• Description of the task: Lines containing the string "мероприятие" are to be counted. Write only how many there are.

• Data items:
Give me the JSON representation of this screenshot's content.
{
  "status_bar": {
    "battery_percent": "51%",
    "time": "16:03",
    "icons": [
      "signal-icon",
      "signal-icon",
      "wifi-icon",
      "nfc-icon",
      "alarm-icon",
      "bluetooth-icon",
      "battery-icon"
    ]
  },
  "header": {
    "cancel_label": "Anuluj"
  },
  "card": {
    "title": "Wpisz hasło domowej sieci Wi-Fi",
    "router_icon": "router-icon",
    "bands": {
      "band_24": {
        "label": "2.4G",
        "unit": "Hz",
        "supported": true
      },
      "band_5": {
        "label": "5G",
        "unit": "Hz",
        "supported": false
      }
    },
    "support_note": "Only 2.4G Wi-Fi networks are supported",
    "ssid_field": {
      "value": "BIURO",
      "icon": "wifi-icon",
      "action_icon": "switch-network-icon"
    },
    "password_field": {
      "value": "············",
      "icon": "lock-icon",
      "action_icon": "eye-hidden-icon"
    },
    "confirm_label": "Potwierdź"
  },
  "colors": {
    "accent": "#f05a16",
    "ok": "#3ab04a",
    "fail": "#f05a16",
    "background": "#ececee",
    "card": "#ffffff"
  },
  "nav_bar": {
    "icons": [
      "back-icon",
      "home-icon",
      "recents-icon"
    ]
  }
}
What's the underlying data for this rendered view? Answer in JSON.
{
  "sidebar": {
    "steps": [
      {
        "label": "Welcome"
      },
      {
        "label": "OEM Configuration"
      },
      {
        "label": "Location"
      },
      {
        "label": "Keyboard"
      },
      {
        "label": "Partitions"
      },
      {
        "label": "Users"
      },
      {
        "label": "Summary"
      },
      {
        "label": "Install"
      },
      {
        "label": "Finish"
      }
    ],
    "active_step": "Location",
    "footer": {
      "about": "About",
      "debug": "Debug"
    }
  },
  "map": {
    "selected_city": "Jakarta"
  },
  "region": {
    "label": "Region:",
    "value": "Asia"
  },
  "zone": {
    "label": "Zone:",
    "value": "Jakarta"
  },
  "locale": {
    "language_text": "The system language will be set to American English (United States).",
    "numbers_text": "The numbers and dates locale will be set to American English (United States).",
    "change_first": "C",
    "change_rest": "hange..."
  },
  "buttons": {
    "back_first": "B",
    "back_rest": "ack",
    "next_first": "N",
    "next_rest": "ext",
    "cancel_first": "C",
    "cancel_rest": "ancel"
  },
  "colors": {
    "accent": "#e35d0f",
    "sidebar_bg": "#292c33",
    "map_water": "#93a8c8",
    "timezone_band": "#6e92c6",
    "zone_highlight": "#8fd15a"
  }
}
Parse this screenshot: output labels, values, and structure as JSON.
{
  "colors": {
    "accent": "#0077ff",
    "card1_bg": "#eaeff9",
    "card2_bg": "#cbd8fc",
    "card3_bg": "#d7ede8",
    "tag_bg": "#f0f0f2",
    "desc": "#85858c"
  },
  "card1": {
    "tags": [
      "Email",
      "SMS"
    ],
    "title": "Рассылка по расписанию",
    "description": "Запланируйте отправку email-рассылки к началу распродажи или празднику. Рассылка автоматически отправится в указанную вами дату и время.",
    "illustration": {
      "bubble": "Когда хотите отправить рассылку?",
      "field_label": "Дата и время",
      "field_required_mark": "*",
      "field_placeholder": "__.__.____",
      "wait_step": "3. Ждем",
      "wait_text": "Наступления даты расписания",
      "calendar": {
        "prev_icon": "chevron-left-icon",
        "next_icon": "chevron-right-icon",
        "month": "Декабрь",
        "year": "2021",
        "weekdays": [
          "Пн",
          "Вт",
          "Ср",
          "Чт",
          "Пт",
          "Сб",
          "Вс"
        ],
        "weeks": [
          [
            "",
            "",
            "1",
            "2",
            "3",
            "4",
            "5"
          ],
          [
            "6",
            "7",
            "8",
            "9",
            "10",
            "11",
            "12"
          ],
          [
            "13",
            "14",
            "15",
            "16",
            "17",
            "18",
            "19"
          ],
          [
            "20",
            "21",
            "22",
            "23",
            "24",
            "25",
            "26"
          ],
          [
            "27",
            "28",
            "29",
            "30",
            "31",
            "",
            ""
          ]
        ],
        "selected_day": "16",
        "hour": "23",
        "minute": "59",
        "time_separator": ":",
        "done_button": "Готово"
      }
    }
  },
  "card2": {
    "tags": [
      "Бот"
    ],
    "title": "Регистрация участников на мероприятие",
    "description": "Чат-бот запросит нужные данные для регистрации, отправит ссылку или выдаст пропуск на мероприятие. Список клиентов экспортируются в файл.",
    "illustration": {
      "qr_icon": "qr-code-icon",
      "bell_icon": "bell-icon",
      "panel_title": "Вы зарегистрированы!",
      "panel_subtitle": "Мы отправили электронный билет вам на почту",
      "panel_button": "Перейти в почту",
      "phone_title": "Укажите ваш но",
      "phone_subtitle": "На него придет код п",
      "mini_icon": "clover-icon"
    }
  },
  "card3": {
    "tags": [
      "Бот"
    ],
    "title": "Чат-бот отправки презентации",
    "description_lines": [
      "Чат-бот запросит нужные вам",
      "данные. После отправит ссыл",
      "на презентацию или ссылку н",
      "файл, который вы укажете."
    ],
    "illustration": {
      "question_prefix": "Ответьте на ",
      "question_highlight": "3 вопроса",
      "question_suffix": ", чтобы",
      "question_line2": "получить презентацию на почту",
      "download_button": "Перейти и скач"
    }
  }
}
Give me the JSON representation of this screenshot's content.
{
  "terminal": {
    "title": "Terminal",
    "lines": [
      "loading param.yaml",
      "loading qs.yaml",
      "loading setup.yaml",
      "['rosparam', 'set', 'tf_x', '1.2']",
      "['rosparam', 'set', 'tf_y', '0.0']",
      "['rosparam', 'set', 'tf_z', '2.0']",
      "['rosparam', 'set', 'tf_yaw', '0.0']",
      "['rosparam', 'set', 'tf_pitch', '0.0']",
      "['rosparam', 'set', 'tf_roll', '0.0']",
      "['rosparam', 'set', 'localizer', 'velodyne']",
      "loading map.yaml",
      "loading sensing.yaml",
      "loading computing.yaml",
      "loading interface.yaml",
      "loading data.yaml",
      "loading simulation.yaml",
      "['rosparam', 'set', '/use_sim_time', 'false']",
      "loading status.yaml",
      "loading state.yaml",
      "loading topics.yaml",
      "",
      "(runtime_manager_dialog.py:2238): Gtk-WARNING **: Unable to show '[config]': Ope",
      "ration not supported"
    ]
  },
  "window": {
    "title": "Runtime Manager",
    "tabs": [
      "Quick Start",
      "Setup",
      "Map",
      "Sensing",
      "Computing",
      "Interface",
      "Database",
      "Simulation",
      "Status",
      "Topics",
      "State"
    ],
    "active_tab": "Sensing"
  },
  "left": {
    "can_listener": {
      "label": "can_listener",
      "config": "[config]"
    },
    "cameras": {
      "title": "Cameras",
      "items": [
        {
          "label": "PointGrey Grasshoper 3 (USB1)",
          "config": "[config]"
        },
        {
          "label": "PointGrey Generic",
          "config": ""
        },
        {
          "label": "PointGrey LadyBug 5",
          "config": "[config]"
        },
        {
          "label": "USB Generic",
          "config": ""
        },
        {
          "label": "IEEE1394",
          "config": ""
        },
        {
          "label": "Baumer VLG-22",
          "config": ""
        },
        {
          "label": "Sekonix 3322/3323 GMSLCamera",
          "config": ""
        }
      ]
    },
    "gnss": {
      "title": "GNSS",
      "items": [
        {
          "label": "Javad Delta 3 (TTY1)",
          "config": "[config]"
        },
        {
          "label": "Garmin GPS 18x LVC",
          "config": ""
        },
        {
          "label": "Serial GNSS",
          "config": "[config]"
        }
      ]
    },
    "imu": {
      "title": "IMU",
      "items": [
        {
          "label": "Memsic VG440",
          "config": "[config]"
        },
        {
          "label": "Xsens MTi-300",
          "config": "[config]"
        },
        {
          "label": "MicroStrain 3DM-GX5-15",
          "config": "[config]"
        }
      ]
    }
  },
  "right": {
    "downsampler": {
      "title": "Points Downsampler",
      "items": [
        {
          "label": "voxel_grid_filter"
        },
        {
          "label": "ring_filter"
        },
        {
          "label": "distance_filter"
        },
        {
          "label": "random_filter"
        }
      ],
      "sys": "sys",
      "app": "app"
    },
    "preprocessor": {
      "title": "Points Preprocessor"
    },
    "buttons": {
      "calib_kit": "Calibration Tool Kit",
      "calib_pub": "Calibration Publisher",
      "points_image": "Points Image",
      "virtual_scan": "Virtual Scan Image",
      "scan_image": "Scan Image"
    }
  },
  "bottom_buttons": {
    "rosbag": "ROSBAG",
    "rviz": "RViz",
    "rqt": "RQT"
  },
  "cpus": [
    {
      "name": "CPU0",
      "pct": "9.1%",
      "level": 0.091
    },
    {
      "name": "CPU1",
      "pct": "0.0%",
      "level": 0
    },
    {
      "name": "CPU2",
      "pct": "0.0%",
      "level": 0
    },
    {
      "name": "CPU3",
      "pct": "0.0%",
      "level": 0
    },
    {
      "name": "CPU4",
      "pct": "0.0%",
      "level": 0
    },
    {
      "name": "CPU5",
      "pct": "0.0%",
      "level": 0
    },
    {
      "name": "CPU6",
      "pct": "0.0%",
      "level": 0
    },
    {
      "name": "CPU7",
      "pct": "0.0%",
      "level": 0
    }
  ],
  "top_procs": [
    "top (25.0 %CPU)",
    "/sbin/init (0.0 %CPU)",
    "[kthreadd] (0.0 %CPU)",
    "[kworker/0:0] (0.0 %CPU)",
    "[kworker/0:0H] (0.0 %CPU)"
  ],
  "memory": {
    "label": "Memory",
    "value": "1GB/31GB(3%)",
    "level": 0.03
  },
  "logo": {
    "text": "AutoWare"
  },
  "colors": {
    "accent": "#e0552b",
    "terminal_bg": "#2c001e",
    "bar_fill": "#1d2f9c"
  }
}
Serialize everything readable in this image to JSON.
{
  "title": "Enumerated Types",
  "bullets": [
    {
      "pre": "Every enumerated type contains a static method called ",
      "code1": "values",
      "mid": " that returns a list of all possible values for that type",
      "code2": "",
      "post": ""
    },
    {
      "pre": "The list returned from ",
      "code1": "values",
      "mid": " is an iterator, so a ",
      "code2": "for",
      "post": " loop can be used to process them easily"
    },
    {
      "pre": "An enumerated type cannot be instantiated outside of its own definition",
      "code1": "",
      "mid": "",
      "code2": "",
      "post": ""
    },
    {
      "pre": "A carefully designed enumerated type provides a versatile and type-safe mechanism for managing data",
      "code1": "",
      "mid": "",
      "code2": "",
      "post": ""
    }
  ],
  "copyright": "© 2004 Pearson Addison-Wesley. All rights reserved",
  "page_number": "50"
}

• Full answer: 2